Records:
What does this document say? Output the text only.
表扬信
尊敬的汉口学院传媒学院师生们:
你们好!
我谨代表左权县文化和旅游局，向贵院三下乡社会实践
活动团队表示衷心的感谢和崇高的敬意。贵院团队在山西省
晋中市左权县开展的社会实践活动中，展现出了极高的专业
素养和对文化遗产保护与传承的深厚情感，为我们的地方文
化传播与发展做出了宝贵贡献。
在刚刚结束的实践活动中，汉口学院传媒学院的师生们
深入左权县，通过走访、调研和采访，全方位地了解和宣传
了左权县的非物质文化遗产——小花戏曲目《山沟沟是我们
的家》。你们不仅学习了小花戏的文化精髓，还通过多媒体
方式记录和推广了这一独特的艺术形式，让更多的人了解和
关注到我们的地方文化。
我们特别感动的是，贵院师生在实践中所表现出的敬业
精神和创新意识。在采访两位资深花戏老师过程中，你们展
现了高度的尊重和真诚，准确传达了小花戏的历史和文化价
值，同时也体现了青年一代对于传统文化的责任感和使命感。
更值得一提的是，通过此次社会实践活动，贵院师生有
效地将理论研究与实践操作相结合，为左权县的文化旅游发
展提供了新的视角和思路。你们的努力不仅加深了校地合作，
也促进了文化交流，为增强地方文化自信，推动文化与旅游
==
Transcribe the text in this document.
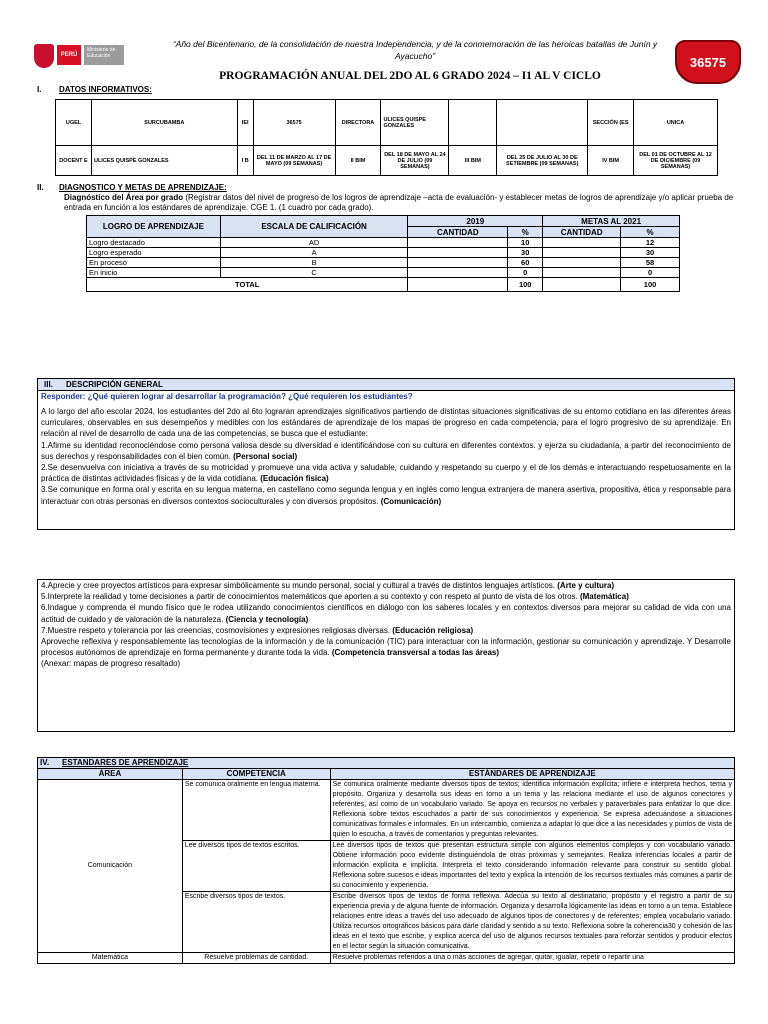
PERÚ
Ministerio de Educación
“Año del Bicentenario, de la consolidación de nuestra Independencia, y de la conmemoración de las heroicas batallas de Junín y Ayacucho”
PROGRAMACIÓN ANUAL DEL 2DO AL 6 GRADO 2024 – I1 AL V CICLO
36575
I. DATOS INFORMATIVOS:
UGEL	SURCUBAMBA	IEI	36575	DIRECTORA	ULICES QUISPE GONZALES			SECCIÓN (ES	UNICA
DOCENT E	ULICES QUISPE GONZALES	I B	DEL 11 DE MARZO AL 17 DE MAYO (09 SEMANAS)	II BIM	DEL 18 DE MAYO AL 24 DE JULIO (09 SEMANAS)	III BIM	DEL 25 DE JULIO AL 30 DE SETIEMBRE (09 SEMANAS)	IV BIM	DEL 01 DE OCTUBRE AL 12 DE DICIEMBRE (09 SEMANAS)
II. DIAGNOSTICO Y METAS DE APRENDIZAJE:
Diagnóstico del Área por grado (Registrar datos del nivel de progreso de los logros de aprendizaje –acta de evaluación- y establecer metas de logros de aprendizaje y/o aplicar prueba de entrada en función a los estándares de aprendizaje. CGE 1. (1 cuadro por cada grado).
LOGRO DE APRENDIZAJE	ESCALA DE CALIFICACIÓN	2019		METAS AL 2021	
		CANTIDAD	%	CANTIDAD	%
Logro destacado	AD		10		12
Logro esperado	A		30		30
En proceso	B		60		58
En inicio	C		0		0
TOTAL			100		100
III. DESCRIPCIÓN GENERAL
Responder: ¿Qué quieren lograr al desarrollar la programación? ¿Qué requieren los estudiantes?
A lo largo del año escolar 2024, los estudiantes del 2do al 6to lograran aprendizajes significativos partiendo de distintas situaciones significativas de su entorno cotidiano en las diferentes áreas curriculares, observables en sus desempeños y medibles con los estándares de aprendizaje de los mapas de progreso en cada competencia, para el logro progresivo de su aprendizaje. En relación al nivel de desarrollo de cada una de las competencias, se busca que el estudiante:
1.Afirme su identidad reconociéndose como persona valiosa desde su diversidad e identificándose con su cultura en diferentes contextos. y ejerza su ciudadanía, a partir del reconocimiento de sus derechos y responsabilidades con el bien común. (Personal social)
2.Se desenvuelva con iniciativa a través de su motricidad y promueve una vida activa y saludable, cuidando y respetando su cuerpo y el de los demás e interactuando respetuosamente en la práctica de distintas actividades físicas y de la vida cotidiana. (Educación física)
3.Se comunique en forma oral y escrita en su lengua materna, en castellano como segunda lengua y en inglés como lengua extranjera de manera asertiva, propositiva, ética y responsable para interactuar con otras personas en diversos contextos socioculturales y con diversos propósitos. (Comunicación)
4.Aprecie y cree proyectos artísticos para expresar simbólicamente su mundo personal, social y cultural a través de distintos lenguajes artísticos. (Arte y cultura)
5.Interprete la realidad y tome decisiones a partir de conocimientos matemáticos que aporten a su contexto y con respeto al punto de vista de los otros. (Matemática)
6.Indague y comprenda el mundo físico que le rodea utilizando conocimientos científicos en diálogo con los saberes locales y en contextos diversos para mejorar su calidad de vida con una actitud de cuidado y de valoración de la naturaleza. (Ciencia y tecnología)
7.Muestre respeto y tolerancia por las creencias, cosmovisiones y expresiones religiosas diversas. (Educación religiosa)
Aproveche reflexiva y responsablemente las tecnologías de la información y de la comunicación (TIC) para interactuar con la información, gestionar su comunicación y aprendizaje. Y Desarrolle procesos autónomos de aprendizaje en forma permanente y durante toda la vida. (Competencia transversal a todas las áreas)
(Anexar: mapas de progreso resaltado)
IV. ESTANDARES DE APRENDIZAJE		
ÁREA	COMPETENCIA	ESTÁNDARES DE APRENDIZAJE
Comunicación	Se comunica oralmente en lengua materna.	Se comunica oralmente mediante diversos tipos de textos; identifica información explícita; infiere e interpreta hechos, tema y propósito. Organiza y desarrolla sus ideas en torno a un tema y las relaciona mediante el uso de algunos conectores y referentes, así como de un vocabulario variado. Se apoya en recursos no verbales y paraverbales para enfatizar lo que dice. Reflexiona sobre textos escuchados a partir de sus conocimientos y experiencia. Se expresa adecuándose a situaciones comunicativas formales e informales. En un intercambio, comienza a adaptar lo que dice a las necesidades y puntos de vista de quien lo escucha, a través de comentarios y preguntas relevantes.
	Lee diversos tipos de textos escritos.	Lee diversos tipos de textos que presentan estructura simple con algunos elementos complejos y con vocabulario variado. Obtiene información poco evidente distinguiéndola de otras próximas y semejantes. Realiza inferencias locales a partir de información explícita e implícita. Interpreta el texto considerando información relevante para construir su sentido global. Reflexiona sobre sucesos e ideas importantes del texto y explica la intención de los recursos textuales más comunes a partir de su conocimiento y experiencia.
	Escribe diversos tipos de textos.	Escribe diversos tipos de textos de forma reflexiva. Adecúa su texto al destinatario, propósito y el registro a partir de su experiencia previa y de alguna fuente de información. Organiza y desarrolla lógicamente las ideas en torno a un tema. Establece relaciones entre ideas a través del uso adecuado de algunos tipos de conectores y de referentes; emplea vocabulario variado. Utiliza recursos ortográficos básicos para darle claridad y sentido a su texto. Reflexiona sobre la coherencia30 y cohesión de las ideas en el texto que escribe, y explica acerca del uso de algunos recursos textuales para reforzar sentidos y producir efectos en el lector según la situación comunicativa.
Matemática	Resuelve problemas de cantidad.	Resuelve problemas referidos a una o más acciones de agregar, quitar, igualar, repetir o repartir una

## Exercise instructions:
How many lines in the listing above contain the string "cada"? Answer with the number only.

## Answer in full:
2